-- START --

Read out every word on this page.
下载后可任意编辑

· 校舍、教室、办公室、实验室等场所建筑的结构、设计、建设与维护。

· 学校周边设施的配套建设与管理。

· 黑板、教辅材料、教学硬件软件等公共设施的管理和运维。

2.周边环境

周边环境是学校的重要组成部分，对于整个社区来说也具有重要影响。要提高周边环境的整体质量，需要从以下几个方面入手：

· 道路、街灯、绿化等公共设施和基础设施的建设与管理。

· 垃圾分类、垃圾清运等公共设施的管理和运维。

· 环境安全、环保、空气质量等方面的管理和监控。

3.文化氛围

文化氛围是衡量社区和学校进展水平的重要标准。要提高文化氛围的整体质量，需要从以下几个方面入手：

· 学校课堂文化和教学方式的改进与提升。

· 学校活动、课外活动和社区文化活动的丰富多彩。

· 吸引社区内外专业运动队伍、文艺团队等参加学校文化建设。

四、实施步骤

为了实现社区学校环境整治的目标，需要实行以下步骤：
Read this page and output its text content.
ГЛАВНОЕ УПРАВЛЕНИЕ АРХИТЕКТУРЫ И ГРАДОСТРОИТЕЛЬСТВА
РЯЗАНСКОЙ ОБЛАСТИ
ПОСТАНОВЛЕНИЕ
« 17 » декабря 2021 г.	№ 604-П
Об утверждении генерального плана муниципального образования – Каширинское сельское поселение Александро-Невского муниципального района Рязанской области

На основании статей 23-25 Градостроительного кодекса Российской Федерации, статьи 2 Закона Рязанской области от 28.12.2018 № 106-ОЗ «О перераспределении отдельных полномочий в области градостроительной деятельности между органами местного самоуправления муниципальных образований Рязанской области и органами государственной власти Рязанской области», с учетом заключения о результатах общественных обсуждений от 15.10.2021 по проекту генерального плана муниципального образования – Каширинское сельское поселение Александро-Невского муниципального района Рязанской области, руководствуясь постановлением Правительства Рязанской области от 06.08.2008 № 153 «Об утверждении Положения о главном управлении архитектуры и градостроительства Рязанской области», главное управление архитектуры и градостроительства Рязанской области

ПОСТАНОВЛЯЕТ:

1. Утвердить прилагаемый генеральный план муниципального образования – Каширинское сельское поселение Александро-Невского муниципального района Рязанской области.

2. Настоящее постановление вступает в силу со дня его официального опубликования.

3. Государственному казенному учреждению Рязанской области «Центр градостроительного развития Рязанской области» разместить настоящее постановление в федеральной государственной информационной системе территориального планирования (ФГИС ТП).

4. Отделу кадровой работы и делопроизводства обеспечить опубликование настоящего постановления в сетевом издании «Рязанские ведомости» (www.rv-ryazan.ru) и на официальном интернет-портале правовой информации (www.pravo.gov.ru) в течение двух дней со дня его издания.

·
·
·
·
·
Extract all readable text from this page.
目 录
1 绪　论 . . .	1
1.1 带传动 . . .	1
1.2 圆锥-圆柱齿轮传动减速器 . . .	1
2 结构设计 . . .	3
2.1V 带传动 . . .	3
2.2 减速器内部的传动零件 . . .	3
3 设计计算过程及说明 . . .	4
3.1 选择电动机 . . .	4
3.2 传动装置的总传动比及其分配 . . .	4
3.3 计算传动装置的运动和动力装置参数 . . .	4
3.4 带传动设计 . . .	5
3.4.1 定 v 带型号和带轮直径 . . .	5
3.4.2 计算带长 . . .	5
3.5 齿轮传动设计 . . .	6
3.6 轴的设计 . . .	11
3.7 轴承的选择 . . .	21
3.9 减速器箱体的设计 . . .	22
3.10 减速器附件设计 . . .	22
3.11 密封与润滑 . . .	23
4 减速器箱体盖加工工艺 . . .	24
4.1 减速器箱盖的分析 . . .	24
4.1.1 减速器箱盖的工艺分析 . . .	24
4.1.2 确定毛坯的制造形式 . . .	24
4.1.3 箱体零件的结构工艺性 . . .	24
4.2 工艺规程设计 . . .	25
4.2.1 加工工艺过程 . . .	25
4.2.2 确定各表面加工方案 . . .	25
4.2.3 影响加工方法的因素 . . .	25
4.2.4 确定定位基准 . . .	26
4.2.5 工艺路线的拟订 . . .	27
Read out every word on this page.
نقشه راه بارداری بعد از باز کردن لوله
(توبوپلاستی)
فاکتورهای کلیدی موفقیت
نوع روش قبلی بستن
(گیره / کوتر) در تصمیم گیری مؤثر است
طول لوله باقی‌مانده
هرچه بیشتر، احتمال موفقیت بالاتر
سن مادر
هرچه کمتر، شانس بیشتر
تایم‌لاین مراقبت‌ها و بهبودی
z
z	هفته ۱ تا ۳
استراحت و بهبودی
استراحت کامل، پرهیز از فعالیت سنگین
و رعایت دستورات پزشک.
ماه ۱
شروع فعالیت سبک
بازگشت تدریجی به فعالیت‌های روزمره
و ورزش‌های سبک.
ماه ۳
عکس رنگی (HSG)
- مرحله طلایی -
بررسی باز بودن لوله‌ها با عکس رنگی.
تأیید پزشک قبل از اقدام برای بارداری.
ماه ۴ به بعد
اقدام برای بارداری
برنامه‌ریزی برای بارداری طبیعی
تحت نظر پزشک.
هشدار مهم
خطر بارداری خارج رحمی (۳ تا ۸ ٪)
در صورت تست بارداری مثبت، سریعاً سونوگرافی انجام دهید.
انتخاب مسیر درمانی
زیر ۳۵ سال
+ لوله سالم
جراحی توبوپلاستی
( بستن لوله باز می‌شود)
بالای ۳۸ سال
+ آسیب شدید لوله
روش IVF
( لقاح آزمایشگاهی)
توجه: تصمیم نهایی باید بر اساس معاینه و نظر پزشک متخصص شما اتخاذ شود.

-- END --

§ Short task: Extract the whole listing, character for character.

§ Solved exercise:
Read out every word on this page.
下载后可任意编辑

· 校舍、教室、办公室、实验室等场所建筑的结构、设计、建设与维护。

· 学校周边设施的配套建设与管理。

· 黑板、教辅材料、教学硬件软件等公共设施的管理和运维。

2.周边环境

周边环境是学校的重要组成部分，对于整个社区来说也具有重要影响。要提高周边环境的整体质量，需要从以下几个方面入手：

· 道路、街灯、绿化等公共设施和基础设施的建设与管理。

· 垃圾分类、垃圾清运等公共设施的管理和运维。

· 环境安全、环保、空气质量等方面的管理和监控。

3.文化氛围

文化氛围是衡量社区和学校进展水平的重要标准。要提高文化氛围的整体质量，需要从以下几个方面入手：

· 学校课堂文化和教学方式的改进与提升。

· 学校活动、课外活动和社区文化活动的丰富多彩。

· 吸引社区内外专业运动队伍、文艺团队等参加学校文化建设。

四、实施步骤

为了实现社区学校环境整治的目标，需要实行以下步骤：
Read this page and output its text content.
ГЛАВНОЕ УПРАВЛЕНИЕ АРХИТЕКТУРЫ И ГРАДОСТРОИТЕЛЬСТВА
РЯЗАНСКОЙ ОБЛАСТИ
ПОСТАНОВЛЕНИЕ
« 17 » декабря 2021 г.	№ 604-П
Об утверждении генерального плана муниципального образования – Каширинское сельское поселение Александро-Невского муниципального района Рязанской области

На основании статей 23-25 Градостроительного кодекса Российской Федерации, статьи 2 Закона Рязанской области от 28.12.2018 № 106-ОЗ «О перераспределении отдельных полномочий в области градостроительной деятельности между органами местного самоуправления муниципальных образований Рязанской области и органами государственной власти Рязанской области», с учетом заключения о результатах общественных обсуждений от 15.10.2021 по проекту генерального плана муниципального образования – Каширинское сельское поселение Александро-Невского муниципального района Рязанской области, руководствуясь постановлением Правительства Рязанской области от 06.08.2008 № 153 «Об утверждении Положения о главном управлении архитектуры и градостроительства Рязанской области», главное управление архитектуры и градостроительства Рязанской области

ПОСТАНОВЛЯЕТ:

1. Утвердить прилагаемый генеральный план муниципального образования – Каширинское сельское поселение Александро-Невского муниципального района Рязанской области.

2. Настоящее постановление вступает в силу со дня его официального опубликования.

3. Государственному казенному учреждению Рязанской области «Центр градостроительного развития Рязанской области» разместить настоящее постановление в федеральной государственной информационной системе территориального планирования (ФГИС ТП).

4. Отделу кадровой работы и делопроизводства обеспечить опубликование настоящего постановления в сетевом издании «Рязанские ведомости» (www.rv-ryazan.ru) и на официальном интернет-портале правовой информации (www.pravo.gov.ru) в течение двух дней со дня его издания.

·
·
·
·
·
Extract all readable text from this page.
目 录
1 绪　论 . . .	1
1.1 带传动 . . .	1
1.2 圆锥-圆柱齿轮传动减速器 . . .	1
2 结构设计 . . .	3
2.1V 带传动 . . .	3
2.2 减速器内部的传动零件 . . .	3
3 设计计算过程及说明 . . .	4
3.1 选择电动机 . . .	4
3.2 传动装置的总传动比及其分配 . . .	4
3.3 计算传动装置的运动和动力装置参数 . . .	4
3.4 带传动设计 . . .	5
3.4.1 定 v 带型号和带轮直径 . . .	5
3.4.2 计算带长 . . .	5
3.5 齿轮传动设计 . . .	6
3.6 轴的设计 . . .	11
3.7 轴承的选择 . . .	21
3.9 减速器箱体的设计 . . .	22
3.10 减速器附件设计 . . .	22
3.11 密封与润滑 . . .	23
4 减速器箱体盖加工工艺 . . .	24
4.1 减速器箱盖的分析 . . .	24
4.1.1 减速器箱盖的工艺分析 . . .	24
4.1.2 确定毛坯的制造形式 . . .	24
4.1.3 箱体零件的结构工艺性 . . .	24
4.2 工艺规程设计 . . .	25
4.2.1 加工工艺过程 . . .	25
4.2.2 确定各表面加工方案 . . .	25
4.2.3 影响加工方法的因素 . . .	25
4.2.4 确定定位基准 . . .	26
4.2.5 工艺路线的拟订 . . .	27
Read out every word on this page.
نقشه راه بارداری بعد از باز کردن لوله
(توبوپلاستی)
فاکتورهای کلیدی موفقیت
نوع روش قبلی بستن
(گیره / کوتر) در تصمیم گیری مؤثر است
طول لوله باقی‌مانده
هرچه بیشتر، احتمال موفقیت بالاتر
سن مادر
هرچه کمتر، شانس بیشتر
تایم‌لاین مراقبت‌ها و بهبودی
z
z	هفته ۱ تا ۳
استراحت و بهبودی
استراحت کامل، پرهیز از فعالیت سنگین
و رعایت دستورات پزشک.
ماه ۱
شروع فعالیت سبک
بازگشت تدریجی به فعالیت‌های روزمره
و ورزش‌های سبک.
ماه ۳
عکس رنگی (HSG)
- مرحله طلایی -
بررسی باز بودن لوله‌ها با عکس رنگی.
تأیید پزشک قبل از اقدام برای بارداری.
ماه ۴ به بعد
اقدام برای بارداری
برنامه‌ریزی برای بارداری طبیعی
تحت نظر پزشک.
هشدار مهم
خطر بارداری خارج رحمی (۳ تا ۸ ٪)
در صورت تست بارداری مثبت، سریعاً سونوگرافی انجام دهید.
انتخاب مسیر درمانی
زیر ۳۵ سال
+ لوله سالم
جراحی توبوپلاستی
( بستن لوله باز می‌شود)
بالای ۳۸ سال
+ آسیب شدید لوله
روش IVF
( لقاح آزمایشگاهی)
توجه: تصمیم نهایی باید بر اساس معاینه و نظر پزشک متخصص شما اتخاذ شود.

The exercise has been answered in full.